(Saved entries)
▼
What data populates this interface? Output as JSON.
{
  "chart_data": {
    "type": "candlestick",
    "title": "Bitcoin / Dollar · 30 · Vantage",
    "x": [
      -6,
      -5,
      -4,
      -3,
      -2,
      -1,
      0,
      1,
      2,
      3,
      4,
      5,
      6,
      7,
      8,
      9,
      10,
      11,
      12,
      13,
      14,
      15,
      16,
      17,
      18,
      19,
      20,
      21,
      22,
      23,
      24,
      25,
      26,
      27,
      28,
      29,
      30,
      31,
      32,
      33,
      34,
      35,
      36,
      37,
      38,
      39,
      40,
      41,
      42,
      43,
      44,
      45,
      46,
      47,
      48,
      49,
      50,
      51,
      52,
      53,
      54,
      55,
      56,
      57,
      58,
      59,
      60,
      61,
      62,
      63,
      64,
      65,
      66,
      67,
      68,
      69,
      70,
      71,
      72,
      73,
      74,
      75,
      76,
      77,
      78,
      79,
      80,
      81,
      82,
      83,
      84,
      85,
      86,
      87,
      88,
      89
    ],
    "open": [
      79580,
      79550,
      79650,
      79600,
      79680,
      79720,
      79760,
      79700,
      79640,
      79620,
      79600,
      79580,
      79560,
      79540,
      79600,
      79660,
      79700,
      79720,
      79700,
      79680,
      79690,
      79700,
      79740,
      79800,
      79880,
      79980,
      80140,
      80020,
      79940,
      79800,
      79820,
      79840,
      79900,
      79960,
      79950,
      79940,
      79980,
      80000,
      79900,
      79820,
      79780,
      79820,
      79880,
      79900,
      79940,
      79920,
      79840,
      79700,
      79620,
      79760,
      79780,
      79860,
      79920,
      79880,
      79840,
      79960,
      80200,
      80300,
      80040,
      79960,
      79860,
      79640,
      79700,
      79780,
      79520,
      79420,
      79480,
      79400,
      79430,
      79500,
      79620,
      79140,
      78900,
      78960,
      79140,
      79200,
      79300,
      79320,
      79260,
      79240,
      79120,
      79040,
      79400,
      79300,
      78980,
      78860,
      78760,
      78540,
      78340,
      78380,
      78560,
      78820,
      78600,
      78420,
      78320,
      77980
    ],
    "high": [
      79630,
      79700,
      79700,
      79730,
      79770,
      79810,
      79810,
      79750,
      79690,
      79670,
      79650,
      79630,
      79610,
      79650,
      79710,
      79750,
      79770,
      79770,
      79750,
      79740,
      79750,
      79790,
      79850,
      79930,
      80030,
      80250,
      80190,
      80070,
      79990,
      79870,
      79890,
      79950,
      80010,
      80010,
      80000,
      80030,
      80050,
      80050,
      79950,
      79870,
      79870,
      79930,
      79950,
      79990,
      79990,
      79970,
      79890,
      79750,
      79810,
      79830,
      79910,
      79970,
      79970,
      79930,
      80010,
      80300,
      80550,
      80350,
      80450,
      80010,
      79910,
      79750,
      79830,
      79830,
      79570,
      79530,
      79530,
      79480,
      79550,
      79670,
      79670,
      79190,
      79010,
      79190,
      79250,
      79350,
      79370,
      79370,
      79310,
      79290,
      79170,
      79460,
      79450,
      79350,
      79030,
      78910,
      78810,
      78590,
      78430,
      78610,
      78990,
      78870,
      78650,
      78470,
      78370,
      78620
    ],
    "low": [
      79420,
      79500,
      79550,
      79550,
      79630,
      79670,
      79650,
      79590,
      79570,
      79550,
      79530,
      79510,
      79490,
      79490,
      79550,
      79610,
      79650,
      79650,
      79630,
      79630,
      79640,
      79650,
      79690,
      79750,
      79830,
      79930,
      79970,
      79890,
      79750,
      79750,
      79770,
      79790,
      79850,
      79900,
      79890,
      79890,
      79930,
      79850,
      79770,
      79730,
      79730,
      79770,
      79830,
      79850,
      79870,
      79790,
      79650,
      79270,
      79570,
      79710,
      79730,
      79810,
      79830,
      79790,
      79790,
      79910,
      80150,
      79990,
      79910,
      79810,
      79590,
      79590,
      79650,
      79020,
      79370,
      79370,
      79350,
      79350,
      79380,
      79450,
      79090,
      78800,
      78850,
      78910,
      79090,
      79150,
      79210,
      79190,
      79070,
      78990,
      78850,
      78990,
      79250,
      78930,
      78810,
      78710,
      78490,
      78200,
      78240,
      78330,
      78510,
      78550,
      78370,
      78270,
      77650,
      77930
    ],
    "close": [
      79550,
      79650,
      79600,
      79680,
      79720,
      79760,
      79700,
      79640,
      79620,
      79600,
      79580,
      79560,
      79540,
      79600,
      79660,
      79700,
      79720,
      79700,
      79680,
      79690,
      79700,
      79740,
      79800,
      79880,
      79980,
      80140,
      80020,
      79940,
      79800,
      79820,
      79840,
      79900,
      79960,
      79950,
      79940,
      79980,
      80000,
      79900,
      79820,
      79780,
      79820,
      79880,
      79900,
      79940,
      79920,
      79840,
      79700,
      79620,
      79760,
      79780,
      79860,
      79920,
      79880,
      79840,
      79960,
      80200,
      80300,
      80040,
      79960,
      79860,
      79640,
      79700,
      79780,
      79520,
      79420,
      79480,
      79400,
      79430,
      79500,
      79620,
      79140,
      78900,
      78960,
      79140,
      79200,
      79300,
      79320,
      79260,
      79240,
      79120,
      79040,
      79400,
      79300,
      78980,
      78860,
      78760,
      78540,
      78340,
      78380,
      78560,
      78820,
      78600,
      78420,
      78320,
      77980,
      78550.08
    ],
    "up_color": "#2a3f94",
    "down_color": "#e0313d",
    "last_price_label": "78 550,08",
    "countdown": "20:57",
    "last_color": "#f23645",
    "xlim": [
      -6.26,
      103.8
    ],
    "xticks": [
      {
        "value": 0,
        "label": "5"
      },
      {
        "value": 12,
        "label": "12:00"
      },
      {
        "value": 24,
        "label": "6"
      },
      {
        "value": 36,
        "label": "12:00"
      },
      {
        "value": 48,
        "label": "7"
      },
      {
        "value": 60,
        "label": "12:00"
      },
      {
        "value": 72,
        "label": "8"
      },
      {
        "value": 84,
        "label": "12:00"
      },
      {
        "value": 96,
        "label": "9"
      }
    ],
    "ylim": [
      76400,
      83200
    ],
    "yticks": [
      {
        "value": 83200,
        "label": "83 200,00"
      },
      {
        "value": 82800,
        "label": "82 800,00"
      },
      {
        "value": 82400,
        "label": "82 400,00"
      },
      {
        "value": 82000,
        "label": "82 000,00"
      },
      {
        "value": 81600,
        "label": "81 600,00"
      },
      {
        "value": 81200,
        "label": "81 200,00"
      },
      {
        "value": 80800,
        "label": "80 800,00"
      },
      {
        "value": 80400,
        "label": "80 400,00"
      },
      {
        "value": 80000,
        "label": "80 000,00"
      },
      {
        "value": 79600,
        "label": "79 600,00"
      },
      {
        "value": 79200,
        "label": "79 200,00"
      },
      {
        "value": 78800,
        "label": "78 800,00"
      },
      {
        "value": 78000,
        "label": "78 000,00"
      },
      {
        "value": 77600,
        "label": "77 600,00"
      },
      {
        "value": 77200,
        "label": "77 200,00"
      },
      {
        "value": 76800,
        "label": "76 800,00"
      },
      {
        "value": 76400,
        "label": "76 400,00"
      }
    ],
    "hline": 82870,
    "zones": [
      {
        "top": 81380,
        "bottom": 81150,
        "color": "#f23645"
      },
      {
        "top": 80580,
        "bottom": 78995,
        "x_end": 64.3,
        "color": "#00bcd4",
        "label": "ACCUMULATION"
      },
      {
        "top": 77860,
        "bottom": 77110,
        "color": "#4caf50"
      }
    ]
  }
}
▲
[Written exercise]
Show every line from the entries above in which "bottom" appears.

[Written answer]
        "bottom": 81150,
        "bottom": 78995,
        "bottom": 77110,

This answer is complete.